**PROBLEM DESCRIPTION:** Lines holding the string "inscription" are the ones to copy; find them all in the data.

**ENTRIES SUPPLIED:**
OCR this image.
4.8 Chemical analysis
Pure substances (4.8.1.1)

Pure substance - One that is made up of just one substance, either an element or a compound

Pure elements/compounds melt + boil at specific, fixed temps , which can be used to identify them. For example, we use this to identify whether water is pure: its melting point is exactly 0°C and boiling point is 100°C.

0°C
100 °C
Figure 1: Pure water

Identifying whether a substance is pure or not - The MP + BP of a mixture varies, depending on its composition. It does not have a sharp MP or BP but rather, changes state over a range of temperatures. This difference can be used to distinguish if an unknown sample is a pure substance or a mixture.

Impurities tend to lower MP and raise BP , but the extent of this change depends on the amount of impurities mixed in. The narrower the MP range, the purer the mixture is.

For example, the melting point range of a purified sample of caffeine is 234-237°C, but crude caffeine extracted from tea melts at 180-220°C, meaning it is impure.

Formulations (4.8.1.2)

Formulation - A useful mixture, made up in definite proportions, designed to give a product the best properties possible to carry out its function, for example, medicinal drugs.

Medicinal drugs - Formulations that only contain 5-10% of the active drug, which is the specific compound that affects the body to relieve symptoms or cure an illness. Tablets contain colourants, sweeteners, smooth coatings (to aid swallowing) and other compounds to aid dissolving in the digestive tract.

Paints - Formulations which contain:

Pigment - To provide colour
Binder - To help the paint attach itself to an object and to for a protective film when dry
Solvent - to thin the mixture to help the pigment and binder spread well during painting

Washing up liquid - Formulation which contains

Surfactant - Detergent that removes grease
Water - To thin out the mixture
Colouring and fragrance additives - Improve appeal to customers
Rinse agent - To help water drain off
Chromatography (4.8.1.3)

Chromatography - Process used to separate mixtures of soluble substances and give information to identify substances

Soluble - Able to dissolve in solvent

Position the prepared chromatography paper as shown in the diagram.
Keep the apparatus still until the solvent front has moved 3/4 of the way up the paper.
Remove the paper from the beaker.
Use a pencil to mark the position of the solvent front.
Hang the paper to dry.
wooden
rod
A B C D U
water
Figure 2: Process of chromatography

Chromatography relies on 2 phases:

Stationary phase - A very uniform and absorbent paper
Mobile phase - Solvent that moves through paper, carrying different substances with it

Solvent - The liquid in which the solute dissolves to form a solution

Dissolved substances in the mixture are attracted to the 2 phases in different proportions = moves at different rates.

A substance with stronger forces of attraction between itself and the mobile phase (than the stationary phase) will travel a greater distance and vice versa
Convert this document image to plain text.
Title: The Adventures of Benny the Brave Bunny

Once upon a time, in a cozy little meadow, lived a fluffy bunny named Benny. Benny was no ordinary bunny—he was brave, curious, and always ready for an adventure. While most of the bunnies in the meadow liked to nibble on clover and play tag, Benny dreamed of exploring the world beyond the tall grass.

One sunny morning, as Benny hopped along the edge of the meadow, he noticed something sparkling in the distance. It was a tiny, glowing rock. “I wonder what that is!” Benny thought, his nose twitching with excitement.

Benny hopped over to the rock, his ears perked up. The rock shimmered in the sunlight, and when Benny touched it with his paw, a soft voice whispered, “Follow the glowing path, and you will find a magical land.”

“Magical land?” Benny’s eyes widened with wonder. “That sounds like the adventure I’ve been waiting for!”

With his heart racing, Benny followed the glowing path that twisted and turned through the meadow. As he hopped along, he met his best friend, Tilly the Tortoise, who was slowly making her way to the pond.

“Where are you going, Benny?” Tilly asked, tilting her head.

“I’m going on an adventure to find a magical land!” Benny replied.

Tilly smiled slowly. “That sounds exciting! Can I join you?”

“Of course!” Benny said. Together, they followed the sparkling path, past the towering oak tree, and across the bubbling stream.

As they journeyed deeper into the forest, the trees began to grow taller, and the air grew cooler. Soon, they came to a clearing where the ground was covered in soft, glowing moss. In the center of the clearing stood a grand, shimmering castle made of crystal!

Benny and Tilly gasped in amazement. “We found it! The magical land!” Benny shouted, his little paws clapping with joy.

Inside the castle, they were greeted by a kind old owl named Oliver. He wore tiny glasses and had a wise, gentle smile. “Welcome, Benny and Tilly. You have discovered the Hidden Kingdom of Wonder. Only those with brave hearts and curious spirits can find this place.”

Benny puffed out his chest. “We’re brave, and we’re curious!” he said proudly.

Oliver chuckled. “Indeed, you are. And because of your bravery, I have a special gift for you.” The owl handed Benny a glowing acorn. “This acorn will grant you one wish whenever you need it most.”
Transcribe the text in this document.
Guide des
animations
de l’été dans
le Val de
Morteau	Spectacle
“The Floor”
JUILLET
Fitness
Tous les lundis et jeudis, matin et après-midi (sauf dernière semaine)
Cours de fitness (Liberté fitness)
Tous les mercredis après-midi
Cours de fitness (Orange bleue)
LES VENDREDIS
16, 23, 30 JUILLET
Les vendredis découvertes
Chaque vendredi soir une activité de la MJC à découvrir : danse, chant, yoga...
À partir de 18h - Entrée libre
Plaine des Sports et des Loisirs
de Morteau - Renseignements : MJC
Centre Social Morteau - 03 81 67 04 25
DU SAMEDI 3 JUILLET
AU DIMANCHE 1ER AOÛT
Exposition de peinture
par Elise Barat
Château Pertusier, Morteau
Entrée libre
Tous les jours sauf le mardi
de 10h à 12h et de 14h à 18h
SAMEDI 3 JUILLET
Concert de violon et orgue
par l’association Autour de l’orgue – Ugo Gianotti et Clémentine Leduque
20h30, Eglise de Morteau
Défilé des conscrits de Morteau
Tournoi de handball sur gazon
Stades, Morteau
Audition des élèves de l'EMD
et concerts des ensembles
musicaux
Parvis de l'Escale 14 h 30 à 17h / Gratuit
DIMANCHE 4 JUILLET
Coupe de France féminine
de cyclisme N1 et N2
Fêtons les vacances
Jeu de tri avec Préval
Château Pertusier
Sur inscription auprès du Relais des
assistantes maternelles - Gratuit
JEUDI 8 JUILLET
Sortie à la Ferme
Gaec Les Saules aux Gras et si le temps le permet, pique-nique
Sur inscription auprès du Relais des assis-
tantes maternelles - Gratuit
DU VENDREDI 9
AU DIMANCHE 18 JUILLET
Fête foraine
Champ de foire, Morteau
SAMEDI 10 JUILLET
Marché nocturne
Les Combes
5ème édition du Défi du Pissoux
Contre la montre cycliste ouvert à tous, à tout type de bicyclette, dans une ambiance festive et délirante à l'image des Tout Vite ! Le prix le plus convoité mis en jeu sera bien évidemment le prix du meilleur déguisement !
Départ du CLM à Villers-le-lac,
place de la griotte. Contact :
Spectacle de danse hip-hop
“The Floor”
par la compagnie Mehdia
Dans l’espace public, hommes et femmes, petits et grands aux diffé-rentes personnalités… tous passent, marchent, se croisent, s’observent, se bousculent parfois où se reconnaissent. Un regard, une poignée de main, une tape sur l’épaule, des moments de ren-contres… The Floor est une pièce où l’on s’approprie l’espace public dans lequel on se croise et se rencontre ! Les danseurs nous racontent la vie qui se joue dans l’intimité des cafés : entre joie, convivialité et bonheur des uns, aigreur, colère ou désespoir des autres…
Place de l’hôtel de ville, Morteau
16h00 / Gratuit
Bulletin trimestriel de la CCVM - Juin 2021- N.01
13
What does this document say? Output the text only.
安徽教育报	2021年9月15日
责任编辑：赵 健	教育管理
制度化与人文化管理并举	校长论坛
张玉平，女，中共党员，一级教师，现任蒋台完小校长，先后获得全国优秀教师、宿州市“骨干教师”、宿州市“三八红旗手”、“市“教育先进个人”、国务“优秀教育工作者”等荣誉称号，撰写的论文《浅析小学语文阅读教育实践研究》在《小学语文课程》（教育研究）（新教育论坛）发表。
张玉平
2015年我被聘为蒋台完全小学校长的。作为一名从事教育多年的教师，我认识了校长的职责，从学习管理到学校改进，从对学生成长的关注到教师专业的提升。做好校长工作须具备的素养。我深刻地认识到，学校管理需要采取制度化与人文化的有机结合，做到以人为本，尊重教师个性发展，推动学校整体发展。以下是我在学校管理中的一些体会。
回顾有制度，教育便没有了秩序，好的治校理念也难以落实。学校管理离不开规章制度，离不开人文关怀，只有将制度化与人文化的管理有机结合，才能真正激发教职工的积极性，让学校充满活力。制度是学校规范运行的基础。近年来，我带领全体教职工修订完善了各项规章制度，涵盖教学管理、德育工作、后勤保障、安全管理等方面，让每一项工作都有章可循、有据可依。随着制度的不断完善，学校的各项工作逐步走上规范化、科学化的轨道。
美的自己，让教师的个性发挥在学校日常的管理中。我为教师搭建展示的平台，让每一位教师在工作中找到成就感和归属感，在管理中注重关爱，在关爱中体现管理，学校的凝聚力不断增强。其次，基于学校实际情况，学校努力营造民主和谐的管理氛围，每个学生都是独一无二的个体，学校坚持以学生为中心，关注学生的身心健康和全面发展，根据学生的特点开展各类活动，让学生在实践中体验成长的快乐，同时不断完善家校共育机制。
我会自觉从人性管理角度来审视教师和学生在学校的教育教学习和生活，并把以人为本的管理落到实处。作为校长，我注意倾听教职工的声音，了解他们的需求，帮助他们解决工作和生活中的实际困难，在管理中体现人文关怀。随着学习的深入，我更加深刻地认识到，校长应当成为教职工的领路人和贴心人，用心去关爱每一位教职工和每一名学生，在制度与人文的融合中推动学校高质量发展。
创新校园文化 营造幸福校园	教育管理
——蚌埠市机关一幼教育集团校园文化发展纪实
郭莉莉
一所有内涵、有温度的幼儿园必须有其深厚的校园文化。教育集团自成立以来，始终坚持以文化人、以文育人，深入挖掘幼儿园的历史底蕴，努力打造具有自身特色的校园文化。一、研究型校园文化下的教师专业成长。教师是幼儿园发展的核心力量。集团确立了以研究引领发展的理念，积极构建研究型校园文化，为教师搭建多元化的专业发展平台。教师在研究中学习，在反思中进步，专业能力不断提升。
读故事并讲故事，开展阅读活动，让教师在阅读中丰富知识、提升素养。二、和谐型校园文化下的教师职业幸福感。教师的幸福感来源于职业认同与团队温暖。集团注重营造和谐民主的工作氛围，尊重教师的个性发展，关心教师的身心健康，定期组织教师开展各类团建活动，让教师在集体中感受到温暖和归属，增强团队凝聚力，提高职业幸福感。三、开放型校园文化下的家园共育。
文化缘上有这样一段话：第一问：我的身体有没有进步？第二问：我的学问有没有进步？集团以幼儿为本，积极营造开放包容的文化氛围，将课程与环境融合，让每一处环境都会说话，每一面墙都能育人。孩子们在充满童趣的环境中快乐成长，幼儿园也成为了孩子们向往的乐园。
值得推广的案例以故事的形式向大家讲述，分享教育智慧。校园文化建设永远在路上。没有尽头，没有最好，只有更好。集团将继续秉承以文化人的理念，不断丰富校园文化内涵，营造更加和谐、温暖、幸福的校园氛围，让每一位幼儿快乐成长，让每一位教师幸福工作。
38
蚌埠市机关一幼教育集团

**TASK OUTPUT:**
Sur inscription auprès du Relais des
Sur inscription auprès du Relais des assis-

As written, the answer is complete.